**TASK INSTRUCTIONS:** Write out every line of the listing below word for word, omitting the pictures.

**TASK DATA:**
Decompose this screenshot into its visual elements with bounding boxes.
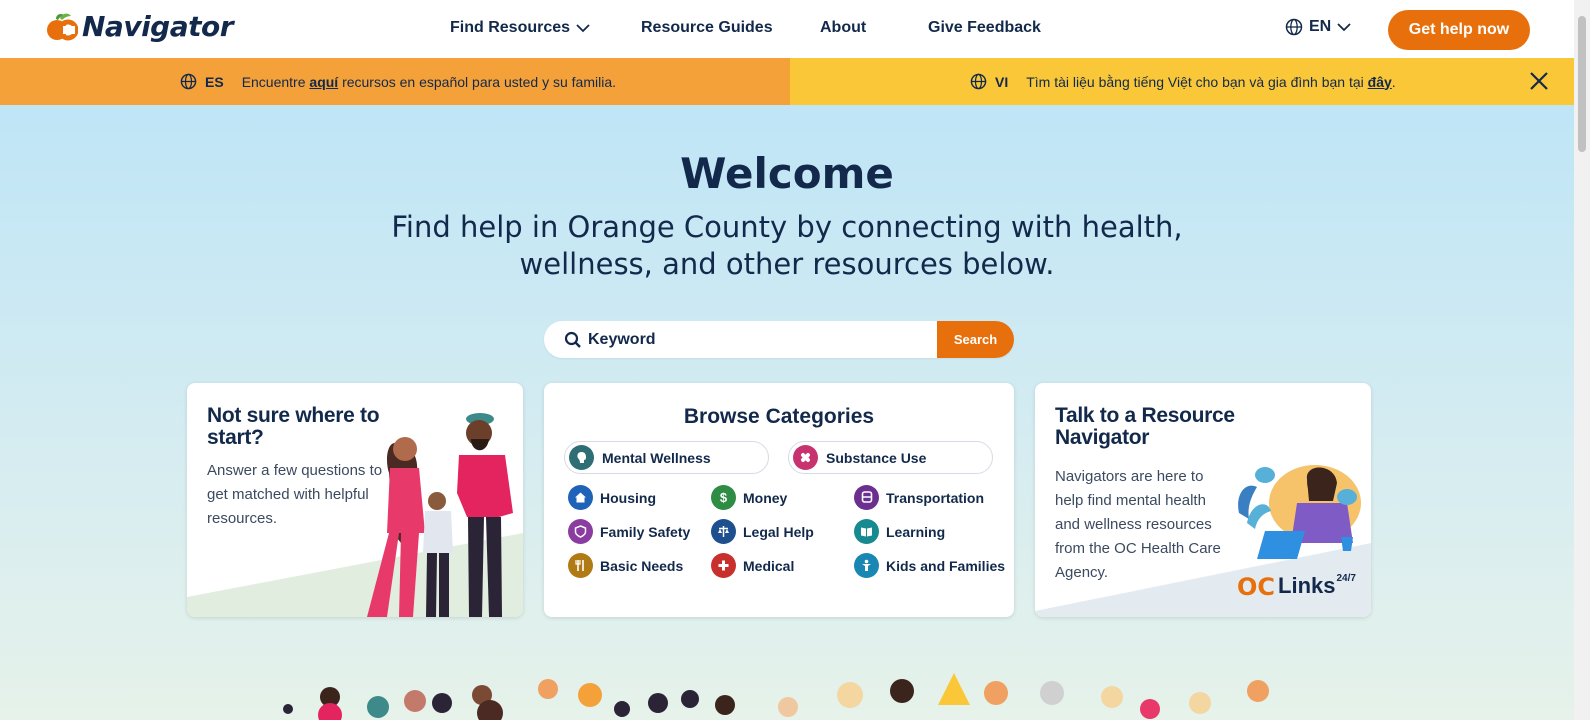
hero-section: Welcome Find help in Orange County by co…: [0, 105, 1574, 720]
oc-links-logo: OC Links 24/7: [1237, 573, 1356, 601]
globe-icon: [970, 73, 987, 90]
globe-icon: [1285, 18, 1303, 36]
get-help-now-button[interactable]: Get help now: [1388, 10, 1530, 50]
hero-subtitle: Find help in Orange County by connecting…: [391, 210, 1183, 281]
category-substance-use[interactable]: Substance Use: [788, 441, 993, 474]
oc-links-mark: OC: [1237, 573, 1276, 601]
scales-icon: [711, 519, 736, 544]
nav-give-feedback-label: Give Feedback: [928, 19, 1041, 36]
vertical-scrollbar[interactable]: [1574, 0, 1590, 720]
category-label: Basic Needs: [600, 557, 684, 574]
category-housing[interactable]: Housing: [568, 485, 656, 510]
category-label: Transportation: [886, 489, 985, 506]
category-label: Family Safety: [600, 523, 691, 540]
category-label: Medical: [743, 557, 795, 574]
nav-about-label: About: [820, 19, 867, 36]
vietnamese-text-before: Tìm tài liệu bằng tiếng Việt cho bạn và …: [1026, 73, 1368, 90]
vietnamese-message: Tìm tài liệu bằng tiếng Việt cho bạn và …: [1026, 74, 1395, 90]
category-family-safety[interactable]: Family Safety: [568, 519, 690, 544]
navigator-card-title: Talk to a Resource Navigator: [1055, 404, 1235, 449]
mental-wellness-icon: [569, 445, 594, 470]
language-selector[interactable]: EN: [1285, 18, 1351, 36]
start-card-body: Answer a few questions to get matched wi…: [207, 462, 383, 527]
substance-use-icon: [793, 445, 818, 470]
nav-resource-guides[interactable]: Resource Guides: [641, 19, 773, 37]
house-icon: [568, 485, 593, 510]
scrollbar-thumb[interactable]: [1578, 16, 1586, 152]
close-icon[interactable]: [1528, 70, 1550, 92]
nav-find-resources-label: Find Resources: [450, 19, 571, 36]
resource-navigator-card[interactable]: Talk to a Resource Navigator Navigators …: [1035, 383, 1371, 617]
book-icon: [854, 519, 879, 544]
vietnamese-banner: VI Tìm tài liệu bằng tiếng Việt cho bạn …: [790, 58, 1574, 105]
nav-give-feedback[interactable]: Give Feedback: [928, 19, 1041, 37]
search-bar: Search: [544, 321, 1014, 358]
page-title: Welcome: [680, 149, 894, 198]
vietnamese-text-after: .: [1391, 73, 1396, 90]
navigator-card-body: Navigators are here to help find mental …: [1055, 468, 1221, 581]
logo-wordmark: Navigator: [82, 10, 234, 43]
dollar-icon: $: [711, 485, 736, 510]
vietnamese-link[interactable]: đây: [1368, 74, 1392, 90]
category-basic-needs[interactable]: Basic Needs: [568, 553, 683, 578]
site-header: Navigator Find Resources Resource Guides…: [0, 0, 1574, 58]
oc-links-text: Links: [1278, 573, 1336, 598]
oc-navigator-logo[interactable]: Navigator: [46, 10, 234, 43]
utensils-icon: [568, 553, 593, 578]
vietnamese-code: VI: [995, 73, 1009, 90]
category-legal-help[interactable]: Legal Help: [711, 519, 814, 544]
category-medical[interactable]: Medical: [711, 553, 794, 578]
nav-about[interactable]: About: [820, 19, 866, 37]
spanish-text-after: recursos en español para usted y su fami…: [338, 73, 616, 90]
category-transportation[interactable]: Transportation: [854, 485, 984, 510]
page: Navigator Find Resources Resource Guides…: [0, 0, 1574, 720]
category-label: Legal Help: [743, 523, 814, 540]
category-label: Substance Use: [826, 449, 927, 466]
globe-icon: [180, 73, 197, 90]
spanish-text-before: Encuentre: [241, 73, 310, 90]
search-button[interactable]: Search: [937, 321, 1014, 358]
category-label: Mental Wellness: [602, 449, 711, 466]
category-label: Kids and Families: [886, 557, 1006, 574]
start-card-title: Not sure where to start?: [207, 404, 380, 449]
category-learning[interactable]: Learning: [854, 519, 945, 544]
spanish-code: ES: [205, 73, 224, 90]
chevron-down-icon: [576, 24, 590, 33]
search-icon: [564, 331, 581, 348]
spanish-link[interactable]: aquí: [309, 74, 338, 90]
community-crowd-illustration: [283, 673, 1269, 720]
category-label: Housing: [600, 489, 656, 506]
nav-resource-guides-label: Resource Guides: [641, 19, 773, 36]
spanish-banner: ES Encuentre aquí recursos en español pa…: [0, 58, 790, 105]
nav-find-resources[interactable]: Find Resources: [450, 19, 590, 37]
category-label: Money: [743, 489, 788, 506]
browse-categories-title: Browse Categories: [683, 405, 875, 428]
child-icon: [854, 553, 879, 578]
category-label: Learning: [886, 523, 946, 540]
chevron-down-icon: [1337, 23, 1351, 32]
category-mental-wellness[interactable]: Mental Wellness: [564, 441, 769, 474]
browse-categories-card: Browse Categories Mental Wellness Substa…: [544, 383, 1014, 617]
language-code: EN: [1309, 18, 1332, 35]
category-kids-and-families[interactable]: Kids and Families: [854, 553, 1005, 578]
not-sure-card[interactable]: Not sure where to start? Answer a few qu…: [187, 383, 523, 617]
oc-orange-logo-icon: [47, 13, 78, 40]
category-money[interactable]: $ Money: [711, 485, 787, 510]
language-banner: ES Encuentre aquí recursos en español pa…: [0, 58, 1574, 105]
medical-cross-icon: [711, 553, 736, 578]
search-input[interactable]: [588, 330, 928, 349]
spanish-message: Encuentre aquí recursos en español para …: [242, 74, 616, 90]
oc-links-super: 24/7: [1336, 573, 1356, 584]
family-safety-icon: [568, 519, 593, 544]
bus-icon: [854, 485, 879, 510]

**ANSWER TO THIS EXERCISE:**
Decompose this screenshot into its visual elements with bounding boxes.
hero-section: Welcome Find help in Orange County by co…: [0, 105, 1574, 720]
oc-links-logo: OC Links 24/7: [1237, 573, 1356, 601]
globe-icon: [970, 73, 987, 90]
globe-icon: [1285, 18, 1303, 36]
get-help-now-button[interactable]: Get help now: [1388, 10, 1530, 50]
hero-subtitle: Find help in Orange County by connecting…: [391, 210, 1183, 281]
category-substance-use[interactable]: Substance Use: [788, 441, 993, 474]
oc-links-mark: OC: [1237, 573, 1276, 601]
scales-icon: [711, 519, 736, 544]
nav-give-feedback-label: Give Feedback: [928, 19, 1041, 36]
vertical-scrollbar[interactable]: [1574, 0, 1590, 720]
category-label: Basic Needs: [600, 557, 684, 574]
category-housing[interactable]: Housing: [568, 485, 656, 510]
category-label: Transportation: [886, 489, 985, 506]
category-label: Family Safety: [600, 523, 691, 540]
category-label: Medical: [743, 557, 795, 574]
nav-about-label: About: [820, 19, 867, 36]
vietnamese-text-before: Tìm tài liệu bằng tiếng Việt cho bạn và …: [1026, 73, 1368, 90]
vietnamese-message: Tìm tài liệu bằng tiếng Việt cho bạn và …: [1026, 74, 1395, 90]
category-family-safety[interactable]: Family Safety: [568, 519, 690, 544]
navigator-card-title: Talk to a Resource Navigator: [1055, 404, 1235, 449]
mental-wellness-icon: [569, 445, 594, 470]
language-selector[interactable]: EN: [1285, 18, 1351, 36]
start-card-body: Answer a few questions to get matched wi…: [207, 462, 383, 527]
substance-use-icon: [793, 445, 818, 470]
nav-resource-guides[interactable]: Resource Guides: [641, 19, 773, 37]
house-icon: [568, 485, 593, 510]
scrollbar-thumb[interactable]: [1578, 16, 1586, 152]
close-icon[interactable]: [1528, 70, 1550, 92]
nav-find-resources-label: Find Resources: [450, 19, 571, 36]
resource-navigator-card[interactable]: Talk to a Resource Navigator Navigators …: [1035, 383, 1371, 617]
book-icon: [854, 519, 879, 544]
vietnamese-banner: VI Tìm tài liệu bằng tiếng Việt cho bạn …: [790, 58, 1574, 105]
nav-give-feedback[interactable]: Give Feedback: [928, 19, 1041, 37]
search-bar: Search: [544, 321, 1014, 358]
page-title: Welcome: [680, 149, 894, 198]
vietnamese-text-after: .: [1391, 73, 1396, 90]
navigator-card-body: Navigators are here to help find mental …: [1055, 468, 1221, 581]
logo-wordmark: Navigator: [82, 10, 234, 43]
dollar-icon: $: [711, 485, 736, 510]
vietnamese-link[interactable]: đây: [1368, 74, 1392, 90]
category-basic-needs[interactable]: Basic Needs: [568, 553, 683, 578]
site-header: Navigator Find Resources Resource Guides…: [0, 0, 1574, 58]
oc-links-text: Links: [1278, 573, 1336, 598]
oc-navigator-logo[interactable]: Navigator: [46, 10, 234, 43]
utensils-icon: [568, 553, 593, 578]
vietnamese-code: VI: [995, 73, 1009, 90]
category-legal-help[interactable]: Legal Help: [711, 519, 814, 544]
category-medical[interactable]: Medical: [711, 553, 794, 578]
nav-about[interactable]: About: [820, 19, 866, 37]
spanish-text-after: recursos en español para usted y su fami…: [338, 73, 616, 90]
category-transportation[interactable]: Transportation: [854, 485, 984, 510]
page: Navigator Find Resources Resource Guides…: [0, 0, 1574, 720]
category-label: Legal Help: [743, 523, 814, 540]
category-label: Substance Use: [826, 449, 927, 466]
globe-icon: [180, 73, 197, 90]
spanish-text-before: Encuentre: [241, 73, 310, 90]
search-button[interactable]: Search: [937, 321, 1014, 358]
category-label: Mental Wellness: [602, 449, 711, 466]
category-label: Kids and Families: [886, 557, 1006, 574]
start-card-title: Not sure where to start?: [207, 404, 380, 449]
category-learning[interactable]: Learning: [854, 519, 945, 544]
spanish-code: ES: [205, 73, 224, 90]
chevron-down-icon: [576, 24, 590, 33]
search-icon: [564, 331, 581, 348]
spanish-link[interactable]: aquí: [309, 74, 338, 90]
community-crowd-illustration: [283, 673, 1269, 720]
category-label: Housing: [600, 489, 656, 506]
nav-resource-guides-label: Resource Guides: [641, 19, 773, 36]
spanish-banner: ES Encuentre aquí recursos en español pa…: [0, 58, 790, 105]
nav-find-resources[interactable]: Find Resources: [450, 19, 590, 37]
category-label: Money: [743, 489, 788, 506]
browse-categories-title: Browse Categories: [683, 405, 875, 428]
child-icon: [854, 553, 879, 578]
category-label: Learning: [886, 523, 946, 540]
chevron-down-icon: [1337, 23, 1351, 32]
category-mental-wellness[interactable]: Mental Wellness: [564, 441, 769, 474]
browse-categories-card: Browse Categories Mental Wellness Substa…: [544, 383, 1014, 617]
language-code: EN: [1309, 18, 1332, 35]
category-kids-and-families[interactable]: Kids and Families: [854, 553, 1005, 578]
not-sure-card[interactable]: Not sure where to start? Answer a few qu…: [187, 383, 523, 617]
oc-orange-logo-icon: [47, 13, 78, 40]
category-money[interactable]: $ Money: [711, 485, 787, 510]
language-banner: ES Encuentre aquí recursos en español pa…: [0, 58, 1574, 105]
medical-cross-icon: [711, 553, 736, 578]
search-input[interactable]: [588, 330, 928, 349]
spanish-message: Encuentre aquí recursos en español para …: [242, 74, 616, 90]
oc-links-super: 24/7: [1336, 573, 1356, 584]
family-safety-icon: [568, 519, 593, 544]
bus-icon: [854, 485, 879, 510]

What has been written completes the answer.